— CONSIGNE —
Pouvez-vous recopier intégralement le texte sur le hip-hop en Guadeloupe, sans y changer un seul mot ?

### TEXTE DE LA PAGE

Dossier Laméca

Les fondations du mouvement hip-hop en Guadeloupe (1990 - 2010)

CONCLUSION : DU RAP À LA TRAP

 

Le premier âge d’or du rap guadeloupéen se structure à partir des années 1990. Après une phase d’appropriation de la culture hip-hop, les années 2000 ont été celles de son affirmation à travers des collectifs qui deviennent des icones du rap guadeloupéen : N’O Clan, Gwada Nostra, Wu-Tang Park, Karukera Crew, Underground Family…

Comme dans les mouvements hip-hop américain et français, l’ancrage local a joué un rôle important dans l’histoire du rap guadeloupéen avec de nombreux collectifs qui ont été les ambassadeurs de leur territoire que cela soit à Pointe-à-Pitre ou dans d’autres parties de la Guadeloupe.

Géographie de la culture hip-hop en Guadeloupe.

Aujourd’hui, la scène rap guadeloupéenne est dominée par la trap music qui a essaimé depuis le sud des États-Unis à partir des années 2000. La trap music s’est développée avec l’émergence d’une nouvelle génération de rappeurs 2.0. Cette nouvelle génération de rappeur a progressivement imposé ses thèmes et un univers reconnu et respecté.

Mais si les thématiques de prédilection de ce genre musical restent la drogue et l’argent, en Guadeloupe, certains textes élargissent les frontières de la trap en prenant position. C’est le cas du morceau “Ile an Mwen Bèl” du rappeur Keros-N. Dans ce morceau sorti au mois de décembre 2021, Keros-N dresse en filigrane un panorama du quotidien des Guadeloupéens qui se doivent de composer dans un contexte social et environnemental des plus dégradés.

######
### DONNÉES FOURNIES

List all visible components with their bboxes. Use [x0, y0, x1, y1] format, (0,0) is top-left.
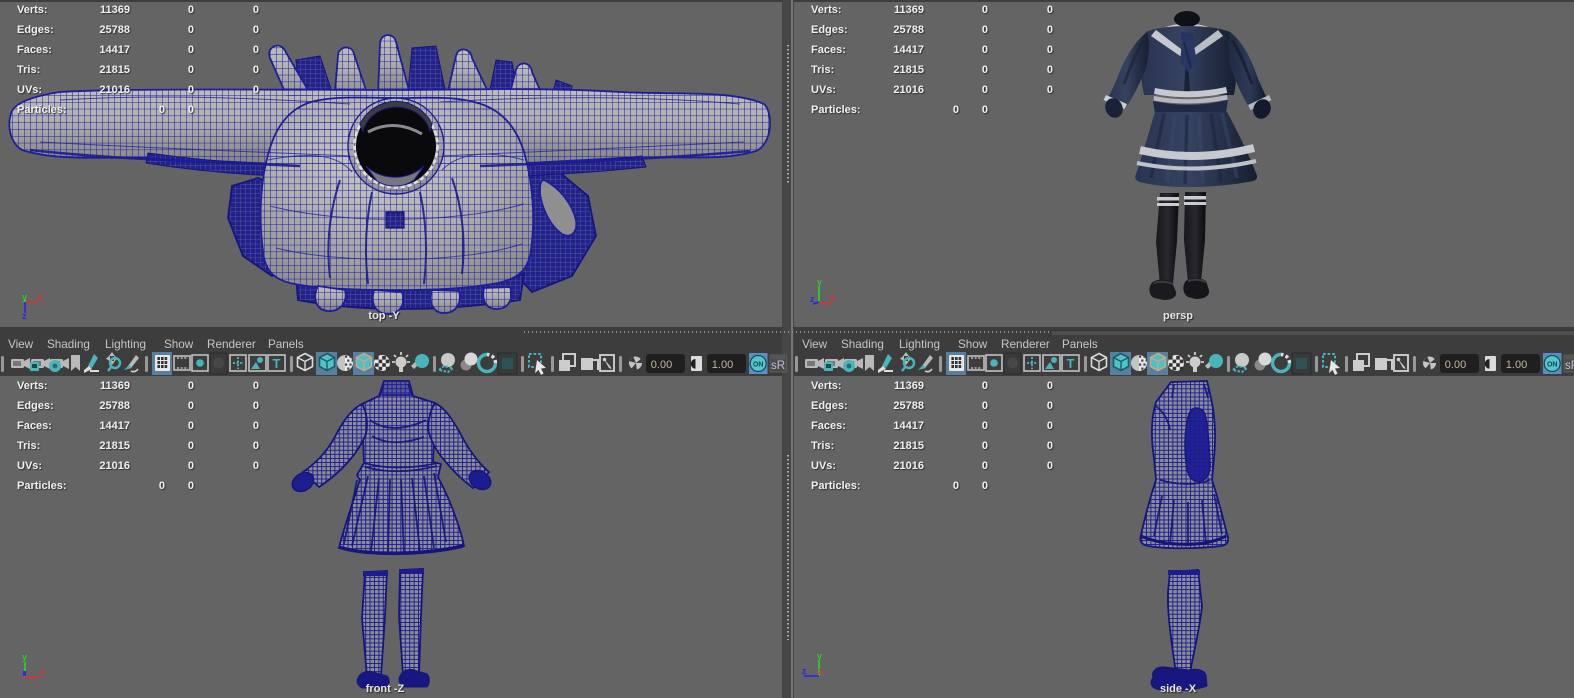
svg-text:T: T: [1067, 356, 1075, 371]
svg-text:y: y: [22, 653, 27, 662]
svg-text:x: x: [818, 666, 823, 676]
svg-text:z: z: [22, 311, 27, 321]
svg-text:z: z: [810, 294, 815, 304]
svg-text:y: y: [817, 652, 822, 661]
svg-text:sR: sR: [1565, 360, 1574, 372]
svg-text:1.00: 1.00: [1506, 359, 1527, 371]
svg-text:x: x: [40, 667, 45, 677]
svg-text:sR: sR: [771, 360, 785, 372]
svg-text:0.00: 0.00: [1445, 359, 1466, 371]
svg-text:ON: ON: [1547, 362, 1558, 369]
svg-text:y: y: [22, 292, 27, 302]
svg-text:0.00: 0.00: [651, 359, 672, 371]
svg-text:y: y: [817, 278, 822, 287]
svg-text:x: x: [38, 292, 43, 302]
svg-text:T: T: [273, 356, 281, 371]
svg-text:1.00: 1.00: [712, 359, 733, 371]
svg-text:z: z: [802, 666, 807, 676]
svg-text:x: x: [830, 293, 835, 303]
svg-text:ON: ON: [753, 362, 764, 369]
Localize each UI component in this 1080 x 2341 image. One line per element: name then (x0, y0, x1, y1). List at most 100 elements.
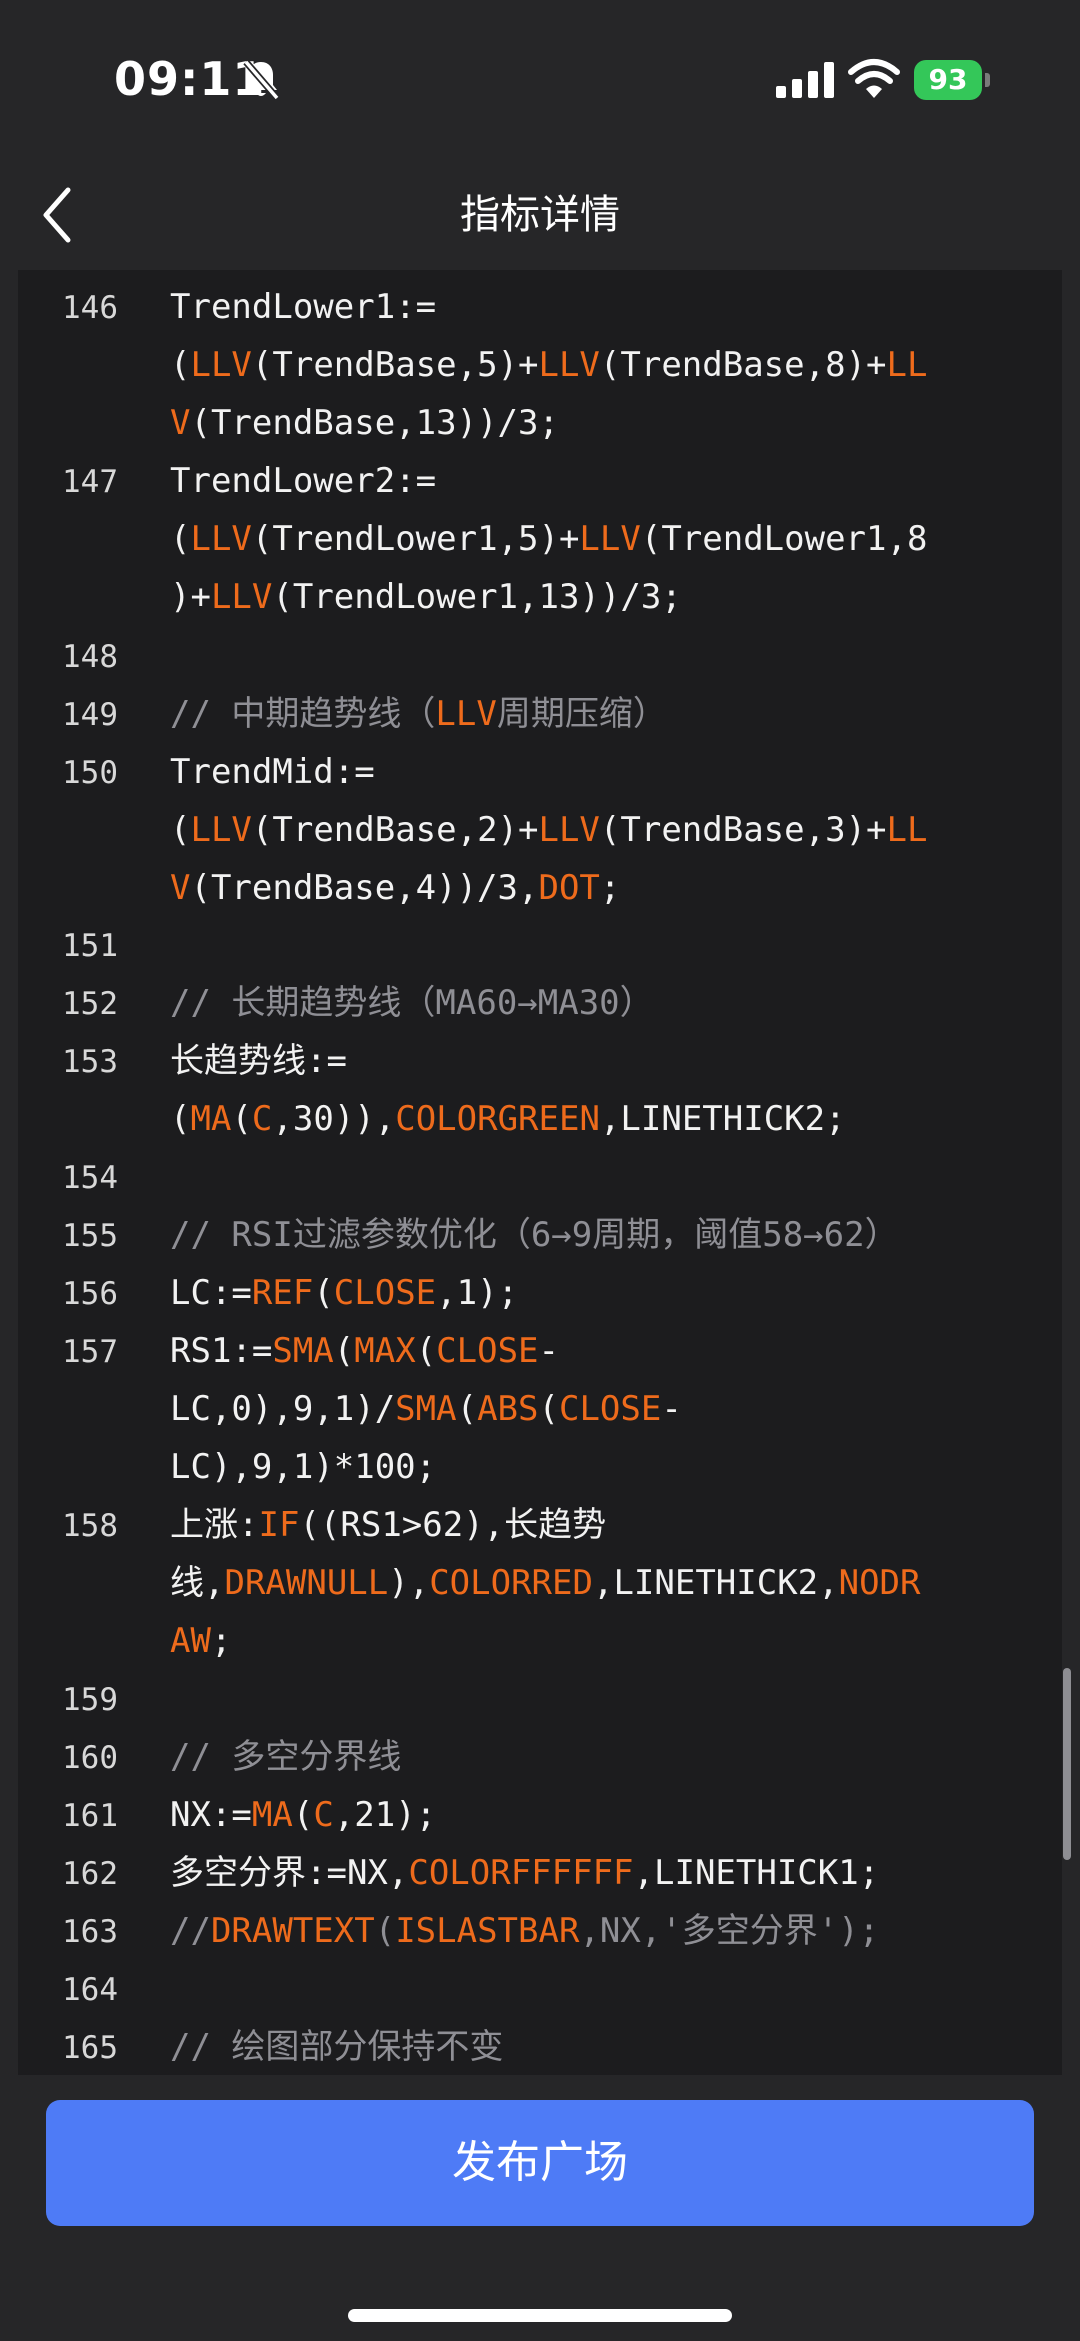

######

— RÉSULTAT —
Dossier Laméca

Les fondations du mouvement hip-hop en Guadeloupe (1990 - 2010)

CONCLUSION : DU RAP À LA TRAP

 

Le premier âge d’or du rap guadeloupéen se structure à partir des années 1990. Après une phase d’appropriation de la culture hip-hop, les années 2000 ont été celles de son affirmation à travers des collectifs qui deviennent des icones du rap guadeloupéen : N’O Clan, Gwada Nostra, Wu-Tang Park, Karukera Crew, Underground Family…

Comme dans les mouvements hip-hop américain et français, l’ancrage local a joué un rôle important dans l’histoire du rap guadeloupéen avec de nombreux collectifs qui ont été les ambassadeurs de leur territoire que cela soit à Pointe-à-Pitre ou dans d’autres parties de la Guadeloupe.

Géographie de la culture hip-hop en Guadeloupe.

Aujourd’hui, la scène rap guadeloupéenne est dominée par la trap music qui a essaimé depuis le sud des États-Unis à partir des années 2000. La trap music s’est développée avec l’émergence d’une nouvelle génération de rappeurs 2.0. Cette nouvelle génération de rappeur a progressivement imposé ses thèmes et un univers reconnu et respecté.

Mais si les thématiques de prédilection de ce genre musical restent la drogue et l’argent, en Guadeloupe, certains textes élargissent les frontières de la trap en prenant position. C’est le cas du morceau “Ile an Mwen Bèl” du rappeur Keros-N. Dans ce morceau sorti au mois de décembre 2021, Keros-N dresse en filigrane un panorama du quotidien des Guadeloupéens qui se doivent de composer dans un contexte social et environnemental des plus dégradés.